What you will do: Copy out all the lines where "комитет" shows up.

Exercise input:
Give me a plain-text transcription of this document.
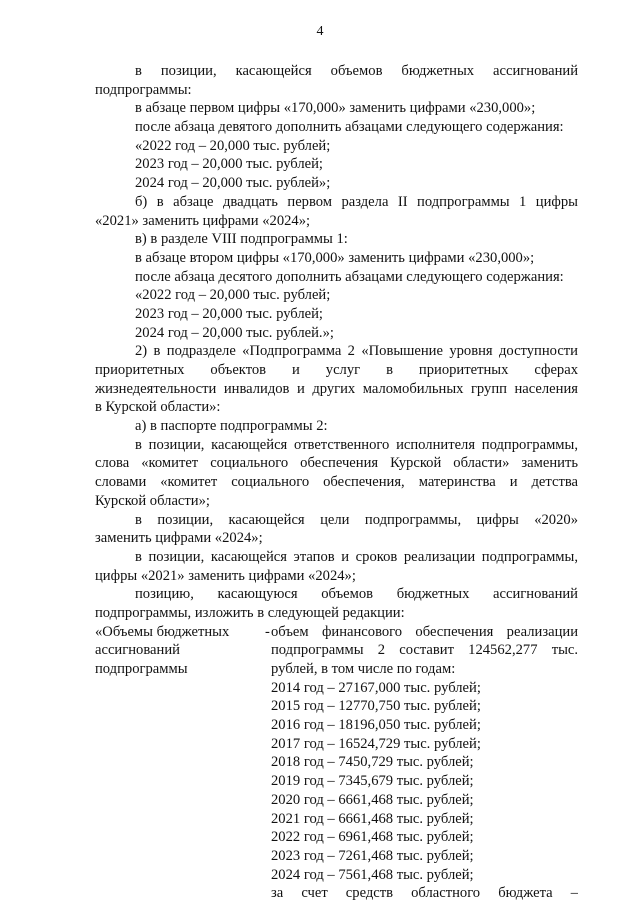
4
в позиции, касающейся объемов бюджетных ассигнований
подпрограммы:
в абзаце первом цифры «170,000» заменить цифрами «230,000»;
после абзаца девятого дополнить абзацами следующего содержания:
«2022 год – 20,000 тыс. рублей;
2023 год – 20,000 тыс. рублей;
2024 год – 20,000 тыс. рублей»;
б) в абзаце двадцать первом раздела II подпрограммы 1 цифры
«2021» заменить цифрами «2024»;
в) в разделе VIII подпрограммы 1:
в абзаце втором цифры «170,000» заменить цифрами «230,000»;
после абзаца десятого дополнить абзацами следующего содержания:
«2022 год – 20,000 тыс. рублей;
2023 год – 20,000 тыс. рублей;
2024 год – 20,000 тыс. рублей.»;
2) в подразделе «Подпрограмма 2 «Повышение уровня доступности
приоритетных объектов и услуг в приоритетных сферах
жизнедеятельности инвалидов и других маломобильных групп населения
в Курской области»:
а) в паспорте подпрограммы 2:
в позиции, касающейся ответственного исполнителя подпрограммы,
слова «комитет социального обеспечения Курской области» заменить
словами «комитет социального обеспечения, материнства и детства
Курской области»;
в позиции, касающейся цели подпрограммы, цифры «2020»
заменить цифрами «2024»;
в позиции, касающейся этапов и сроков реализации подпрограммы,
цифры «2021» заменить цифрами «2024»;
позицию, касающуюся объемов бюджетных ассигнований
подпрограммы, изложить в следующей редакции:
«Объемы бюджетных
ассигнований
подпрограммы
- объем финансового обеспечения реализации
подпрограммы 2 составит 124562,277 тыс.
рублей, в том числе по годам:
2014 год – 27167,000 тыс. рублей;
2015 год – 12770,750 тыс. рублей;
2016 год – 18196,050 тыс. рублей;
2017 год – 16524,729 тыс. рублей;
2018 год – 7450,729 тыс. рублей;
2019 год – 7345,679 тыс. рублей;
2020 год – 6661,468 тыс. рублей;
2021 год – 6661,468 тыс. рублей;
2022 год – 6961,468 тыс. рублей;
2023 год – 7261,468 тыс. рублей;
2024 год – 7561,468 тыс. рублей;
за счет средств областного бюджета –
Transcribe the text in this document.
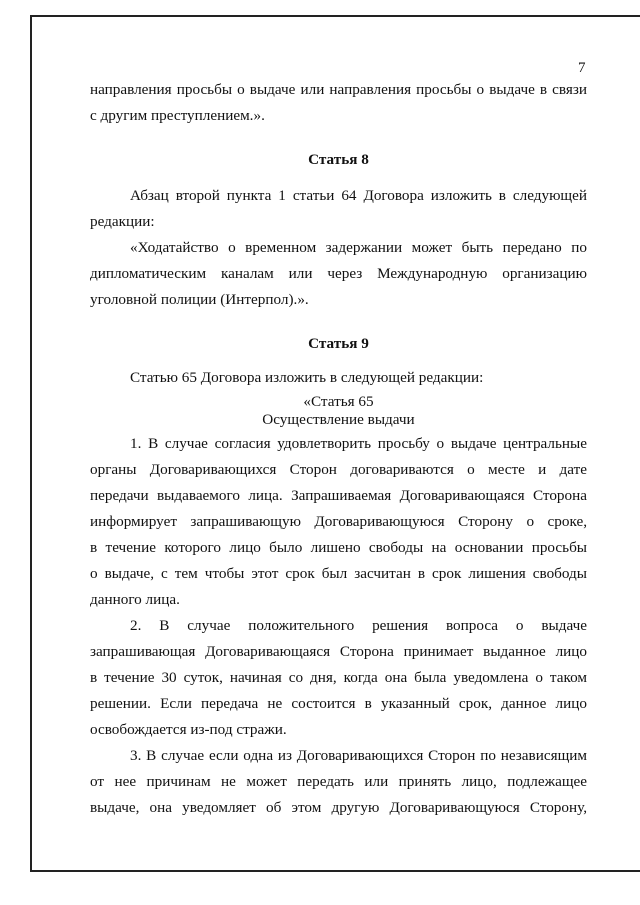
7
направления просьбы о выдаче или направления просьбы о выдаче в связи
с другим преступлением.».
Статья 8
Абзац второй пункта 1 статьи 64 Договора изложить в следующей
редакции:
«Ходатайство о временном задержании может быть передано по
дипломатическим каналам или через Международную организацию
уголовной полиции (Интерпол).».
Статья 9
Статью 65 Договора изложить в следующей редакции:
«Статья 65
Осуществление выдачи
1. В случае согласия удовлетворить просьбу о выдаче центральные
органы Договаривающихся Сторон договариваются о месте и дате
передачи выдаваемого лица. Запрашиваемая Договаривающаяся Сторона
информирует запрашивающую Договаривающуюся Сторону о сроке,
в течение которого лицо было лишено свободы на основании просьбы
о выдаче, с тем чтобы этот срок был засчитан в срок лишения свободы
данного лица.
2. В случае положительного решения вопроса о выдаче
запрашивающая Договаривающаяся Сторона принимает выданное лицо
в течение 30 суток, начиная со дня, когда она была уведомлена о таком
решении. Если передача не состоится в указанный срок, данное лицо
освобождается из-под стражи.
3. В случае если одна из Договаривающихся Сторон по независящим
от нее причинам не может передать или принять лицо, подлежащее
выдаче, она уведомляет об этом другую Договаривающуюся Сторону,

--

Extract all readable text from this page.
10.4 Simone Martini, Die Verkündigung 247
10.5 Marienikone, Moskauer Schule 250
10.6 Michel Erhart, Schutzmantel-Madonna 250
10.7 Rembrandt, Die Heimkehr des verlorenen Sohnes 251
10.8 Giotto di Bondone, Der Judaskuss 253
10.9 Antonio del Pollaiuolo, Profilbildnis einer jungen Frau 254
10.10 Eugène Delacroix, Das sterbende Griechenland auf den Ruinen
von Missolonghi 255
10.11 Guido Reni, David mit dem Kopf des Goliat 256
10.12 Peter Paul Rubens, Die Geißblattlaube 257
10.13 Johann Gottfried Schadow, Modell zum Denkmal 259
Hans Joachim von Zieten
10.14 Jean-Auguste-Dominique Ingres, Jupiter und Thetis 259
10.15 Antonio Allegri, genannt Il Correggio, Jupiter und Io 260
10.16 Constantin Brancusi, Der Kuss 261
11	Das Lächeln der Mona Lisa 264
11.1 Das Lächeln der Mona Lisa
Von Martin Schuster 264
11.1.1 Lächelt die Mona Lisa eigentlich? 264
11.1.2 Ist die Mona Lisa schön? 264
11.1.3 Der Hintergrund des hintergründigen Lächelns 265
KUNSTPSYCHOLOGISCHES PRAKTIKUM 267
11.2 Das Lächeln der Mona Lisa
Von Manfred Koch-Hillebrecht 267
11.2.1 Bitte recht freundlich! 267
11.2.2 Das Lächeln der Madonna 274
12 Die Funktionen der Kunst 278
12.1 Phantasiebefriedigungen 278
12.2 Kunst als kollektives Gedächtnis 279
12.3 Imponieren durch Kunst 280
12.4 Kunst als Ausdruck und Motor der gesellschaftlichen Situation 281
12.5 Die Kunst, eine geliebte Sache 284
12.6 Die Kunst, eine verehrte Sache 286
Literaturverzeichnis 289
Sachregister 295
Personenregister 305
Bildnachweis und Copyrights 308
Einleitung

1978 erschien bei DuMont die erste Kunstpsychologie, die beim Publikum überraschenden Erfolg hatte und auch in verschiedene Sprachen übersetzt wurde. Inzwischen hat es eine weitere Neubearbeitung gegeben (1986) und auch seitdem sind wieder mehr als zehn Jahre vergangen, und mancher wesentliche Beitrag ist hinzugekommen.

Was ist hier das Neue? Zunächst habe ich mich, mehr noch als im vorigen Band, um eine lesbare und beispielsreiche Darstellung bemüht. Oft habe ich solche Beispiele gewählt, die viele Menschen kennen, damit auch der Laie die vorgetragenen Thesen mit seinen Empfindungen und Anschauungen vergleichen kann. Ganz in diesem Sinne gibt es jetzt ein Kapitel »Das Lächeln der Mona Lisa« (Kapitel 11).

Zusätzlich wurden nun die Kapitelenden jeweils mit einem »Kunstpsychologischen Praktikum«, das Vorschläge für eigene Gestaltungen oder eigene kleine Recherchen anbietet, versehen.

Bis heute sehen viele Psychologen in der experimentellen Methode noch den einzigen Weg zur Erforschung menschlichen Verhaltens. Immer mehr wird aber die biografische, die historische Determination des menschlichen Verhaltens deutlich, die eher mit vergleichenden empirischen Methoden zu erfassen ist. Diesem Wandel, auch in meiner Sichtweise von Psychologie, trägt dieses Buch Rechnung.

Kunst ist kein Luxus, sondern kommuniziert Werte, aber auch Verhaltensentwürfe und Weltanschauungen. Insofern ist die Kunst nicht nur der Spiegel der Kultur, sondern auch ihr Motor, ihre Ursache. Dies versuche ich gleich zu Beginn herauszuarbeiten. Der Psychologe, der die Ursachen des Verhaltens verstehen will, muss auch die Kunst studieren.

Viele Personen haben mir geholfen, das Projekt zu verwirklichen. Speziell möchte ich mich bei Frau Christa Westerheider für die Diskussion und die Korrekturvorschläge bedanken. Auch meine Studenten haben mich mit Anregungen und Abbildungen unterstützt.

Answer to this exercise:
слова «комитет социального обеспечения Курской области» заменить
словами «комитет социального обеспечения, материнства и детства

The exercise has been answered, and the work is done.